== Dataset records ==

--

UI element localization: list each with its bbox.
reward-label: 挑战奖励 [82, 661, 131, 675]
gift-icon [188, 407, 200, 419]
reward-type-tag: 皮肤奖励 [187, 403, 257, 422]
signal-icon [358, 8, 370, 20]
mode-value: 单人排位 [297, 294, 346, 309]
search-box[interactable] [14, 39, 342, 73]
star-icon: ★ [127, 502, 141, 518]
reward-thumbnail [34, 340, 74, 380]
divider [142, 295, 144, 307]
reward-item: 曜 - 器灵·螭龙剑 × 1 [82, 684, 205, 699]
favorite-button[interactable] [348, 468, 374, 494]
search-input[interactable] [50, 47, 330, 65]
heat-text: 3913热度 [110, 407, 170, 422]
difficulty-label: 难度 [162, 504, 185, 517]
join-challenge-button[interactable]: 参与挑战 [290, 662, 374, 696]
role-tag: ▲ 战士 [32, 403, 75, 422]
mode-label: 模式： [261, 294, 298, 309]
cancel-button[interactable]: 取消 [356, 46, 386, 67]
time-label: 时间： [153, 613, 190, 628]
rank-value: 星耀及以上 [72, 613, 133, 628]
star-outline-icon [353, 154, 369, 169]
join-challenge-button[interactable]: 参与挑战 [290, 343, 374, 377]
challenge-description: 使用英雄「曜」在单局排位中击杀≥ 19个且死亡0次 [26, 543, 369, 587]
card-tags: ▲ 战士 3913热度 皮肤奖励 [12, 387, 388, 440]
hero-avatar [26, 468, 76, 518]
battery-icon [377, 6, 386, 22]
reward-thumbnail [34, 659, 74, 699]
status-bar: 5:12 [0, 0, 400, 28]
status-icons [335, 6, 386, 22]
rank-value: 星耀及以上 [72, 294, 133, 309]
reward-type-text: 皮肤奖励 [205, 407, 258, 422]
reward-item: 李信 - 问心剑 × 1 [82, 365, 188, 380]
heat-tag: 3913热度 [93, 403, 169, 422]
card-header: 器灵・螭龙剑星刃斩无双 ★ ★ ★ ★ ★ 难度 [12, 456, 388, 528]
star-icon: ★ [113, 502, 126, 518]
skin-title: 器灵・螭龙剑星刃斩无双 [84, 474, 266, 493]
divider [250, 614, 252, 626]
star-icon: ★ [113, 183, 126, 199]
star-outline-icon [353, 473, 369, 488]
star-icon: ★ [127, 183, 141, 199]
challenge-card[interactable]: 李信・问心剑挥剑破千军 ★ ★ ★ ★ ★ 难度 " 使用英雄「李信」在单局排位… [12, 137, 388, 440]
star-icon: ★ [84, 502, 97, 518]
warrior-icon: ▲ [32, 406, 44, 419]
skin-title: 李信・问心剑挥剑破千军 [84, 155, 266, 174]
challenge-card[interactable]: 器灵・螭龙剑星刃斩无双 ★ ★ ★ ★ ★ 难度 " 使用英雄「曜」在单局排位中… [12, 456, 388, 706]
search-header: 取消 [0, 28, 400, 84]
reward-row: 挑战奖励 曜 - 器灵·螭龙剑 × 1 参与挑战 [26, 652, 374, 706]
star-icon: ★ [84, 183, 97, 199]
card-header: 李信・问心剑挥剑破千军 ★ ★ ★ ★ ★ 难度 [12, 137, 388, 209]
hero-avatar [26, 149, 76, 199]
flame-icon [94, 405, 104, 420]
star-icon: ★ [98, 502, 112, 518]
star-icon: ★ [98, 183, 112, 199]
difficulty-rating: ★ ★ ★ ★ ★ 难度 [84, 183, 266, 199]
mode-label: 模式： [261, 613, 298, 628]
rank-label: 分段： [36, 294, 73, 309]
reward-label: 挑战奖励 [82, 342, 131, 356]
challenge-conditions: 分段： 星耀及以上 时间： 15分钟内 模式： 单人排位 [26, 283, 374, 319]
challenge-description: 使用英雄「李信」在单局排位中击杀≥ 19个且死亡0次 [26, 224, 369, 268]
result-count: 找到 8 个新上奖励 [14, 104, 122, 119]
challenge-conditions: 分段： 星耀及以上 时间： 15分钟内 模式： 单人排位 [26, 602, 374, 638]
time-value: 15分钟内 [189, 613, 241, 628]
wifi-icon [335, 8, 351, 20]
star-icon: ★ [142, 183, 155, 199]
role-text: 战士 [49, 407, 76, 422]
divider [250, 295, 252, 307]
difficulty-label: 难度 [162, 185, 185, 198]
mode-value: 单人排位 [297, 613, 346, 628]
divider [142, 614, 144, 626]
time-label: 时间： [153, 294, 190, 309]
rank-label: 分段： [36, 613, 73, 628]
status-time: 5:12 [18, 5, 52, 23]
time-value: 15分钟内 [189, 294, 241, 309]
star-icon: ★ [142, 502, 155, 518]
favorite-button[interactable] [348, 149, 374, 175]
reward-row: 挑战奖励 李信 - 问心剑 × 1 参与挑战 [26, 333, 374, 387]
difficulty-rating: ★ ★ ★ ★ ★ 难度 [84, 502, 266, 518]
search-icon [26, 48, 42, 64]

--

== What to produce ==
Convert the stretch of the material above, from its first line through the line containing "join-challenge-button[interactable]: 参与挑战 [290, 662, 374, 696]", into a JSON list of strings with one string per line. Include both end lines and omit any blank lines.

== Correct response ==
[
  "UI element localization: list each with its bbox.",
  "reward-label: 挑战奖励 [82, 661, 131, 675]",
  "gift-icon [188, 407, 200, 419]",
  "reward-type-tag: 皮肤奖励 [187, 403, 257, 422]",
  "signal-icon [358, 8, 370, 20]",
  "mode-value: 单人排位 [297, 294, 346, 309]",
  "search-box[interactable] [14, 39, 342, 73]",
  "star-icon: ★ [127, 502, 141, 518]",
  "reward-thumbnail [34, 340, 74, 380]",
  "divider [142, 295, 144, 307]",
  "reward-item: 曜 - 器灵·螭龙剑 × 1 [82, 684, 205, 699]",
  "favorite-button[interactable] [348, 468, 374, 494]",
  "search-input[interactable] [50, 47, 330, 65]",
  "heat-text: 3913热度 [110, 407, 170, 422]",
  "difficulty-label: 难度 [162, 504, 185, 517]",
  "join-challenge-button[interactable]: 参与挑战 [290, 662, 374, 696]"
]